- _TASK TO COMPLETE_
Using the listing below, extract each line that has the word "image" in it.

== ROWS

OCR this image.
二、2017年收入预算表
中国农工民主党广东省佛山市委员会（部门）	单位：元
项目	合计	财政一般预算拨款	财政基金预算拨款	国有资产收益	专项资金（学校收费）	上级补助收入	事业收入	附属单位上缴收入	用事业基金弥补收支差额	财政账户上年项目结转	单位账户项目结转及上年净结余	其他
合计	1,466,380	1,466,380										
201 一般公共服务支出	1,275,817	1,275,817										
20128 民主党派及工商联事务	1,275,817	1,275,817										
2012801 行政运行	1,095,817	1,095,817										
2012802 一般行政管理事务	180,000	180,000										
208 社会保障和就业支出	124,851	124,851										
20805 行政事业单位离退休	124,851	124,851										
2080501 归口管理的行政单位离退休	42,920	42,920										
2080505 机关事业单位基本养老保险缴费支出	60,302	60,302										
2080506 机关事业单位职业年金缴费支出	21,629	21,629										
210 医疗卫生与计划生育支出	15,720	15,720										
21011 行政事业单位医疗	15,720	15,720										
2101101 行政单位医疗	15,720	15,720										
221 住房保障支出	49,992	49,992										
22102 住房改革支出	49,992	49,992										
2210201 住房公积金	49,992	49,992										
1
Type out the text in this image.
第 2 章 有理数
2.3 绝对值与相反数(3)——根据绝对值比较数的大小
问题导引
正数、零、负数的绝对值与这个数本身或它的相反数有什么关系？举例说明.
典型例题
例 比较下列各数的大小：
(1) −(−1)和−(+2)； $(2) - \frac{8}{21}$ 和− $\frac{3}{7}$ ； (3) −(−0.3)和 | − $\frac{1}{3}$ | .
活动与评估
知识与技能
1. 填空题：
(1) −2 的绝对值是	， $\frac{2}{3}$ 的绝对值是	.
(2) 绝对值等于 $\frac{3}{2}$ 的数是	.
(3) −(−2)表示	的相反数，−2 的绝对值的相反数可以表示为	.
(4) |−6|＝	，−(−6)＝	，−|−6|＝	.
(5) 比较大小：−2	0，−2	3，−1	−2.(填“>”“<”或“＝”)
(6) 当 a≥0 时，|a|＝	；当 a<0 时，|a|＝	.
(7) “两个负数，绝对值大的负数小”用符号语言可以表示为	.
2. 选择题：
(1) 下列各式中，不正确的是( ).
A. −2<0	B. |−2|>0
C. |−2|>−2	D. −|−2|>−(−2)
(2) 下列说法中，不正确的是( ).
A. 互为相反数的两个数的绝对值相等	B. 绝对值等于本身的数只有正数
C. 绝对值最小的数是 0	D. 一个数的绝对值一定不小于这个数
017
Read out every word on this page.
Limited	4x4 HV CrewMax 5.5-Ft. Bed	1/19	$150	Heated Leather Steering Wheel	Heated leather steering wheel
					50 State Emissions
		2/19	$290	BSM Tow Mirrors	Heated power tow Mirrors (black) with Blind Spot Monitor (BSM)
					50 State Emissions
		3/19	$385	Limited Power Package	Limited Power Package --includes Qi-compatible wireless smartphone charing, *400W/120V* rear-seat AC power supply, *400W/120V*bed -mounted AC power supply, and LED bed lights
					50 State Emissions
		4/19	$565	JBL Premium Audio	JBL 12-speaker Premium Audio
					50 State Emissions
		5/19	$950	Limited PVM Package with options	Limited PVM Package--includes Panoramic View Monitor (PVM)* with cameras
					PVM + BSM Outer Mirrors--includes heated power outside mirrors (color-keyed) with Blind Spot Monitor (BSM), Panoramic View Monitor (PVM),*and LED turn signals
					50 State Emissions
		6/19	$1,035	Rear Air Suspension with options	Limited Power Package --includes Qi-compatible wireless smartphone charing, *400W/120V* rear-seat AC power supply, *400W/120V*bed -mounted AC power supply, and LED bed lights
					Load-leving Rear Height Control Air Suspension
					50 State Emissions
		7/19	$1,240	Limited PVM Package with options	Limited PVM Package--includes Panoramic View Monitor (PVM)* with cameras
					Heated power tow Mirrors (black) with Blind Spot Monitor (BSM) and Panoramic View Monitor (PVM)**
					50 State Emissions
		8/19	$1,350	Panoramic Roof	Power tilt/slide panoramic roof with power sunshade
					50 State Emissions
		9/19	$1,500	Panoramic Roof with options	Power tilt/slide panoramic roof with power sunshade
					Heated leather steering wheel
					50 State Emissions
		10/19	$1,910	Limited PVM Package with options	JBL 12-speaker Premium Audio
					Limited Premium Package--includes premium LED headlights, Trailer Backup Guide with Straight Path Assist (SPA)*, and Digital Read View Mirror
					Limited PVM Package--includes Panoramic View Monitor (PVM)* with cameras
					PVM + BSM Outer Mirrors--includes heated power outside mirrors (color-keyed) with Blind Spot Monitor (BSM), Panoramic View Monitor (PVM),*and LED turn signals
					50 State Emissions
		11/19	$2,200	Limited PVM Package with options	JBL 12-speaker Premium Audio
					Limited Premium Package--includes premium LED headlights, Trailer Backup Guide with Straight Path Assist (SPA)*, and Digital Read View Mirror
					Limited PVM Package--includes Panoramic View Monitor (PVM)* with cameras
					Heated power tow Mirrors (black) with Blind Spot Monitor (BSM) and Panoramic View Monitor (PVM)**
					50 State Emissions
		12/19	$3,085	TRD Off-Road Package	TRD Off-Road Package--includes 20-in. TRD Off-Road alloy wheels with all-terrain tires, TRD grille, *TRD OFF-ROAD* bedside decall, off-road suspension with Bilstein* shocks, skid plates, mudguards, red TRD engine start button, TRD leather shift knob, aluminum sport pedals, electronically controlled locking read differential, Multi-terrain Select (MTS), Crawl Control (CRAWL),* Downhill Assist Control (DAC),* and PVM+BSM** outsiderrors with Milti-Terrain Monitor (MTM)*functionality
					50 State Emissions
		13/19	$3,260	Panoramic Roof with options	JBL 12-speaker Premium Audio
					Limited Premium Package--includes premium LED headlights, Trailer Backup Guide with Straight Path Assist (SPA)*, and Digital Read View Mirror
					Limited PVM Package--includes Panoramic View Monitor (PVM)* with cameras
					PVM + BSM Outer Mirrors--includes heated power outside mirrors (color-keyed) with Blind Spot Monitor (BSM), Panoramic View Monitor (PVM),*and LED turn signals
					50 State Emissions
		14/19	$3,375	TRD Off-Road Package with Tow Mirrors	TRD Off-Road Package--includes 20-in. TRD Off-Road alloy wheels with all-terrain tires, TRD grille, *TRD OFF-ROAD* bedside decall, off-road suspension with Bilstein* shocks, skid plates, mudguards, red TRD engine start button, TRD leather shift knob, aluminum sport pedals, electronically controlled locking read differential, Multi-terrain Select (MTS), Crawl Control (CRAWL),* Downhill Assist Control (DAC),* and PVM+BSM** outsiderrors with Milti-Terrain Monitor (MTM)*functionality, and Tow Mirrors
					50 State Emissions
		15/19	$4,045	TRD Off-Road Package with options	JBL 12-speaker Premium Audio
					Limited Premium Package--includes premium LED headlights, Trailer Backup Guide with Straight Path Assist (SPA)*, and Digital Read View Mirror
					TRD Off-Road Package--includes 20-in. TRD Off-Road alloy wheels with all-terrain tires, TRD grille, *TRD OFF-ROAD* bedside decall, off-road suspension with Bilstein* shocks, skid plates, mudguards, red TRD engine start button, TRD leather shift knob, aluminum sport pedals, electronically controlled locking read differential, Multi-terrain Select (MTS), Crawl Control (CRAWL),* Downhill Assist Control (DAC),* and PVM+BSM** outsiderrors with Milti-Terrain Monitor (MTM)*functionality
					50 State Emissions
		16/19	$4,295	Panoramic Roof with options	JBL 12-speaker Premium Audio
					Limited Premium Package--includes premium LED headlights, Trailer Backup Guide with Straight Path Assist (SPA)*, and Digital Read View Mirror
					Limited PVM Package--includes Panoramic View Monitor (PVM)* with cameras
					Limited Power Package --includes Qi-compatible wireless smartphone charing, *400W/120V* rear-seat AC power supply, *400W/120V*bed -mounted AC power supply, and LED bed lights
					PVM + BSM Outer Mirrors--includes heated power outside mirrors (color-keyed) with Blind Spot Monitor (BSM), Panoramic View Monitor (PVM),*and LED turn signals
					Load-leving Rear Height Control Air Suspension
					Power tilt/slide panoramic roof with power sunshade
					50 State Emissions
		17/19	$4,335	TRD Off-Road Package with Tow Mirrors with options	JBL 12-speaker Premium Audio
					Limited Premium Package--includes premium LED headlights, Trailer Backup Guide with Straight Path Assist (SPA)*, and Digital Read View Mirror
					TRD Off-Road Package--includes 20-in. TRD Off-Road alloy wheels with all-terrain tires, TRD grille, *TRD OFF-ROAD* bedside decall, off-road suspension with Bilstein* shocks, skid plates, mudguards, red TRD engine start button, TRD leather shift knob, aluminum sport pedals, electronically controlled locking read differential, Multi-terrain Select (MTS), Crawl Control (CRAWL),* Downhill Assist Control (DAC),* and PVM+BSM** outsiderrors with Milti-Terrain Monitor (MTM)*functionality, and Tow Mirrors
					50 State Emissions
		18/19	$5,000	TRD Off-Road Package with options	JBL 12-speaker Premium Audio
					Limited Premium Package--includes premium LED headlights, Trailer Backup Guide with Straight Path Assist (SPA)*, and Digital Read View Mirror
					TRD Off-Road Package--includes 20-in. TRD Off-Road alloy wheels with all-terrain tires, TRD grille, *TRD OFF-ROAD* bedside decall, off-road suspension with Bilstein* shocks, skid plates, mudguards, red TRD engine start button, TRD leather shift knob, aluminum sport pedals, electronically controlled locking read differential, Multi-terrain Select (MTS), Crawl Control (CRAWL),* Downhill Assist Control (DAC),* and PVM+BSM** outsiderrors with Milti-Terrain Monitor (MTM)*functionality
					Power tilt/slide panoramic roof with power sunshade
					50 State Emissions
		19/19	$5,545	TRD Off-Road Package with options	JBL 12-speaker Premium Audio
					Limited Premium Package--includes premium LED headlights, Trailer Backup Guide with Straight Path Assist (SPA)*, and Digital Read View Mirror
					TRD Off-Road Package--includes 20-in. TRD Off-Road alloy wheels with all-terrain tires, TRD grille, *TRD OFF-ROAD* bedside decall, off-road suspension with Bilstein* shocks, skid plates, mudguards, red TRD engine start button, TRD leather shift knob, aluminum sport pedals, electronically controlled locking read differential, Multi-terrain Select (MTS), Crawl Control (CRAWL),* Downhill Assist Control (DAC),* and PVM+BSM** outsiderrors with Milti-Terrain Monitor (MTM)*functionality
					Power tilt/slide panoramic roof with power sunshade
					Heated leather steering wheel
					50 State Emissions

====

- _FINISHED ANSWER_
OCR this image.
Type out the text in this image.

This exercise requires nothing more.